• **What is being asked**
Please transcribe the listing below in full and word for word, without its pictures.

# START OF Dataset records

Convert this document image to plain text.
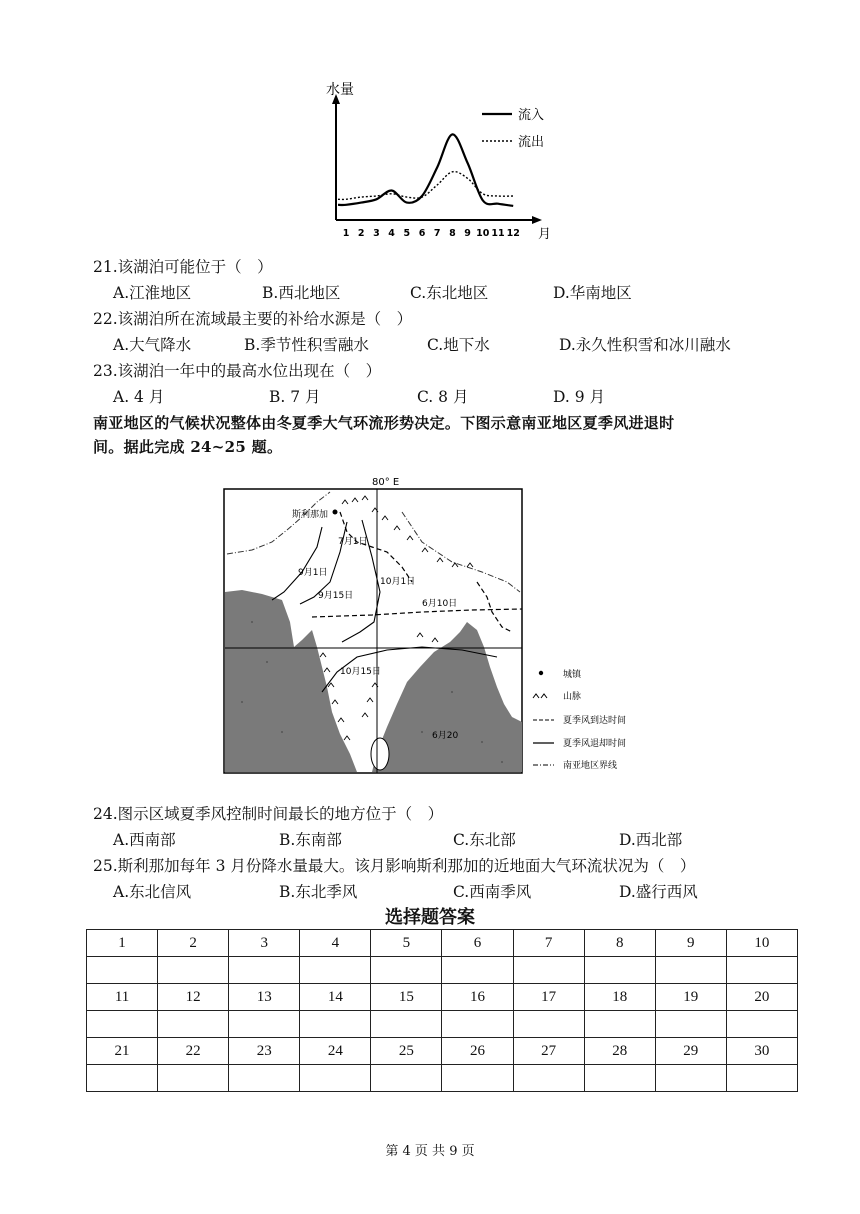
水量
月
1 2 3 4 5 6 7 8 9 10 11 12
流入
流出
21.该湖泊可能位于（　）
A.江淮地区	B.西北地区	C.东北地区	D.华南地区
22.该湖泊所在流域最主要的补给水源是（　）
A.大气降水	B.季节性积雪融水	C.地下水	D.永久性积雪和冰川融水
23.该湖泊一年中的最高水位出现在（　）
A. 4 月	B. 7 月	C. 8 月	D. 9 月
南亚地区的气候状况整体由冬夏季大气环流形势决定。下图示意南亚地区夏季风进退时
间。据此完成 24~25 题。
80° E
斯利那加
7月1日
9月1日
9月15日
10月1日
6月10日
10月15日
6月20
城镇
山脉
夏季风到达时间
夏季风退却时间
南亚地区界线
24.图示区域夏季风控制时间最长的地方位于（　）
A.西南部	B.东南部	C.东北部	D.西北部
25.斯利那加每年 3 月份降水量最大。该月影响斯利那加的近地面大气环流状况为（　）
A.东北信风	B.东北季风	C.西南季风	D.盛行西风
选择题答案
1	2	3	4	5	6	7	8	9	10

11	12	13	14	15	16	17	18	19	20

21	22	23	24	25	26	27	28	29	30

第 4 页 共 9 页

# END OF Dataset records

• **Written reply**
Convert this document image to plain text.
水量
月
1 2 3 4 5 6 7 8 9 10 11 12
流入
流出
21.该湖泊可能位于（　）
A.江淮地区	B.西北地区	C.东北地区	D.华南地区
22.该湖泊所在流域最主要的补给水源是（　）
A.大气降水	B.季节性积雪融水	C.地下水	D.永久性积雪和冰川融水
23.该湖泊一年中的最高水位出现在（　）
A. 4 月	B. 7 月	C. 8 月	D. 9 月
南亚地区的气候状况整体由冬夏季大气环流形势决定。下图示意南亚地区夏季风进退时
间。据此完成 24~25 题。
80° E
斯利那加
7月1日
9月1日
9月15日
10月1日
6月10日
10月15日
6月20
城镇
山脉
夏季风到达时间
夏季风退却时间
南亚地区界线
24.图示区域夏季风控制时间最长的地方位于（　）
A.西南部	B.东南部	C.东北部	D.西北部
25.斯利那加每年 3 月份降水量最大。该月影响斯利那加的近地面大气环流状况为（　）
A.东北信风	B.东北季风	C.西南季风	D.盛行西风
选择题答案
1	2	3	4	5	6	7	8	9	10

11	12	13	14	15	16	17	18	19	20

21	22	23	24	25	26	27	28	29	30

第 4 页 共 9 页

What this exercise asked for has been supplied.